[Raw records]
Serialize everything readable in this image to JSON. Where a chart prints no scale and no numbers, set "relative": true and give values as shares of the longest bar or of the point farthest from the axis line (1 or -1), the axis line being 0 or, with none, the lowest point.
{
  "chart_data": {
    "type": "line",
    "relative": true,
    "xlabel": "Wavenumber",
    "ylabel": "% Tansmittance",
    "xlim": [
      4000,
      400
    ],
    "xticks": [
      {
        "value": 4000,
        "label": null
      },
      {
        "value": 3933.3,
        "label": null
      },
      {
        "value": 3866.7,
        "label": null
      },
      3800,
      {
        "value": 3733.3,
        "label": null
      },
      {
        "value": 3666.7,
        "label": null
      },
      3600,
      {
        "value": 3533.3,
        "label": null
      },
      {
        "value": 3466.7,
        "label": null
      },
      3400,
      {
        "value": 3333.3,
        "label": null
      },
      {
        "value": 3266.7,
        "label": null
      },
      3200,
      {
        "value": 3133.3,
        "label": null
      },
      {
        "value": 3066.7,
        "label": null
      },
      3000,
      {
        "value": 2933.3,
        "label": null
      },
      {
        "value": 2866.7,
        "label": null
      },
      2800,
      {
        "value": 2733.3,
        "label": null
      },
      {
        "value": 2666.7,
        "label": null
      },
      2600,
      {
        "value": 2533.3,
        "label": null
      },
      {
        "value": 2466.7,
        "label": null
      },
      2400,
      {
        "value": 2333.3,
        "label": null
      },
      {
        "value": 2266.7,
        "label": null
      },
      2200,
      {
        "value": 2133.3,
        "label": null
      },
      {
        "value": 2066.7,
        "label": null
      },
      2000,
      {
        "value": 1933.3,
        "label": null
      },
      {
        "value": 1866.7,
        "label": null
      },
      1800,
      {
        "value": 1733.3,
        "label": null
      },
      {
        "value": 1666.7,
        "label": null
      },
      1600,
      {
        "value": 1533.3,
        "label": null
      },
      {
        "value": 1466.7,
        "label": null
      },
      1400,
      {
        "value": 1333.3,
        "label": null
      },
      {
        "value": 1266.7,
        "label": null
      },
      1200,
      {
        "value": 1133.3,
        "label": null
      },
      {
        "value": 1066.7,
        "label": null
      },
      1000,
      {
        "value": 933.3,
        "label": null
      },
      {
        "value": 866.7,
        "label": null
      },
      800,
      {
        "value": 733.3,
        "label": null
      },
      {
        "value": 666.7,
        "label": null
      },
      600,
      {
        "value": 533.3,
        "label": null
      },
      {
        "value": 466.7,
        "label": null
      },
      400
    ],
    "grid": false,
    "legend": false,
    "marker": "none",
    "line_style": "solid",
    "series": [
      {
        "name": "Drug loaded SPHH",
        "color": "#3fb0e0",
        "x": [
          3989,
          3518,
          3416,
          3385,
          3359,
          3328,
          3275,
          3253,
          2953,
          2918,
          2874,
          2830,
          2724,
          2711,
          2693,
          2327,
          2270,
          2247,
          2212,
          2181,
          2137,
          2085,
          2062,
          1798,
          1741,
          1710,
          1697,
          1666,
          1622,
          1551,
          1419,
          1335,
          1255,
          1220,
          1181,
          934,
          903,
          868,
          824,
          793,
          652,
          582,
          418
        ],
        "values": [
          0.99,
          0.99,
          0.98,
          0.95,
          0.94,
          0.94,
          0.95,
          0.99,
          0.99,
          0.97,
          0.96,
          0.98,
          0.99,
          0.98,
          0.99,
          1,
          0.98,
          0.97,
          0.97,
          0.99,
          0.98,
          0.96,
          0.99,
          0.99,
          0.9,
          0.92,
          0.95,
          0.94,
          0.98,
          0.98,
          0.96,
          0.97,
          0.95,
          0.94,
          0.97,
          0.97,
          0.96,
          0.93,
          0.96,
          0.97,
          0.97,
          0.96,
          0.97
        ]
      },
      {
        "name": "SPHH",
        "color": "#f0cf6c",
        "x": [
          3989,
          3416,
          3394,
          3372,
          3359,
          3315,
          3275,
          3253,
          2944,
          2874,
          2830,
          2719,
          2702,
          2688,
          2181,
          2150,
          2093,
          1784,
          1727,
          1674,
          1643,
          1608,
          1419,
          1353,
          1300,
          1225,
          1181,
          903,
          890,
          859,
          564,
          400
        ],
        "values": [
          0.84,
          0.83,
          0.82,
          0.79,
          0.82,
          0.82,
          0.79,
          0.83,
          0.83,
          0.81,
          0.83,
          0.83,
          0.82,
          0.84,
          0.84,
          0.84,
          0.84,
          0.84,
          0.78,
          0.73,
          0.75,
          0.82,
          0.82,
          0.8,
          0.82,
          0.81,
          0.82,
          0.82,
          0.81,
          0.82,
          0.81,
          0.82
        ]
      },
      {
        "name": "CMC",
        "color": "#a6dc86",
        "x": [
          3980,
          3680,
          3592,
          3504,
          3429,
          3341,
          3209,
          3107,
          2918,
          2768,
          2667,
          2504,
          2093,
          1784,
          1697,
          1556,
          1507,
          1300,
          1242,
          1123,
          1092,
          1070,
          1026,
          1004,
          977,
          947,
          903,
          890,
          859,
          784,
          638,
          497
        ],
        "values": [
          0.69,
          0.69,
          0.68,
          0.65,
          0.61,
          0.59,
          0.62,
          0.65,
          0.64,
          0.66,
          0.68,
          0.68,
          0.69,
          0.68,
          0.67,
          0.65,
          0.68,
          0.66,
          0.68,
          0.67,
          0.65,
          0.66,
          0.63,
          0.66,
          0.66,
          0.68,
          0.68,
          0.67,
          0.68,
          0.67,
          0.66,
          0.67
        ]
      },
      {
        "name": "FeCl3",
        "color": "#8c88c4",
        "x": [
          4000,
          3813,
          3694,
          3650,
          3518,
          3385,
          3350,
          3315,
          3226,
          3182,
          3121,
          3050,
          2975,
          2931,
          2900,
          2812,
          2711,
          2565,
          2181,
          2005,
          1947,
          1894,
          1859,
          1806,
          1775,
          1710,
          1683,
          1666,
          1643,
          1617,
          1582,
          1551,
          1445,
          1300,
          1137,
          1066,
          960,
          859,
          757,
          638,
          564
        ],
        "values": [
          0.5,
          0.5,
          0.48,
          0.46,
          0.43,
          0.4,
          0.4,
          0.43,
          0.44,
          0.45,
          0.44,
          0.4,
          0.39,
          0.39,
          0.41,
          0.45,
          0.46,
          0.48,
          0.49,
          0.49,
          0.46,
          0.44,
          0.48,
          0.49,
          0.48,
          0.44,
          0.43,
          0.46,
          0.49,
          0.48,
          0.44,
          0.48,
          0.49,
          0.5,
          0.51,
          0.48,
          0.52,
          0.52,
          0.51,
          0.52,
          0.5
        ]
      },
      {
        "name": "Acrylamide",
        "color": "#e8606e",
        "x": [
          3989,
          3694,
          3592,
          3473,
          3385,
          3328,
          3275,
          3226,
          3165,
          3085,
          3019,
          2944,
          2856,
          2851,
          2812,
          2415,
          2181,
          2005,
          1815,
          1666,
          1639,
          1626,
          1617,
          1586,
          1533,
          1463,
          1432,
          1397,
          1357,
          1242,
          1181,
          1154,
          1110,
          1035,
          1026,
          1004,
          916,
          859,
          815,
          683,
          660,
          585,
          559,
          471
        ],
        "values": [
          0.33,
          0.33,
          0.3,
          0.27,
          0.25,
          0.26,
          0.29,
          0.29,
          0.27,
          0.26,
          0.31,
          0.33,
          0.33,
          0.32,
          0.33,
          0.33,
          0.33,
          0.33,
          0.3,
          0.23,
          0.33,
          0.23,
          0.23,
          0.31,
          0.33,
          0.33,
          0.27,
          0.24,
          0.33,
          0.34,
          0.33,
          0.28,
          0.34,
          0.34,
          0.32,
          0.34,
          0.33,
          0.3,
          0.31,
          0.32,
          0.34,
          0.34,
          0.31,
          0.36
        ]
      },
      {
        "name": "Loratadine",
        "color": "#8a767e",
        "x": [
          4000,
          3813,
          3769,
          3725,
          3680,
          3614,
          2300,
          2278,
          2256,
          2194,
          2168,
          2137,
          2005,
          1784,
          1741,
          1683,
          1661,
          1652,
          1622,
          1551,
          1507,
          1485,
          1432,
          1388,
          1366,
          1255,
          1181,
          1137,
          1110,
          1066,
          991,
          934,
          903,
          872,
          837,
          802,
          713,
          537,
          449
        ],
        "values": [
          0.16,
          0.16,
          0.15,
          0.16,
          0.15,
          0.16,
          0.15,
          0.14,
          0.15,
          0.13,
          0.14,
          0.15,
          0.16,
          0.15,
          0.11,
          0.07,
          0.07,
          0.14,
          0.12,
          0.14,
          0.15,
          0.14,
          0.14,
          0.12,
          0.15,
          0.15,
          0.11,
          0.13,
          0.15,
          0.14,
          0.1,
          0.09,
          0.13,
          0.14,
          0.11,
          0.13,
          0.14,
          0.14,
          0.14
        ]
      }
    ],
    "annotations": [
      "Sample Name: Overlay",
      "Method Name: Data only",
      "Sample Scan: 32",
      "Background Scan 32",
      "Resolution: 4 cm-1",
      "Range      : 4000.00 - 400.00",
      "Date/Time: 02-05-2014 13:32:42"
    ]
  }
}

= WORK TO COMPLETE =
Which lines hold the word "relative"? Copy every one of them.

= EXERCISE OUTPUT =
Serialize everything readable in this image to JSON. Where a chart prints no scale and no numbers, set "relative": true and give values as shares of the longest bar or of the point farthest from the axis line (1 or -1), the axis line being 0 or, with none, the lowest point.
    "relative": true,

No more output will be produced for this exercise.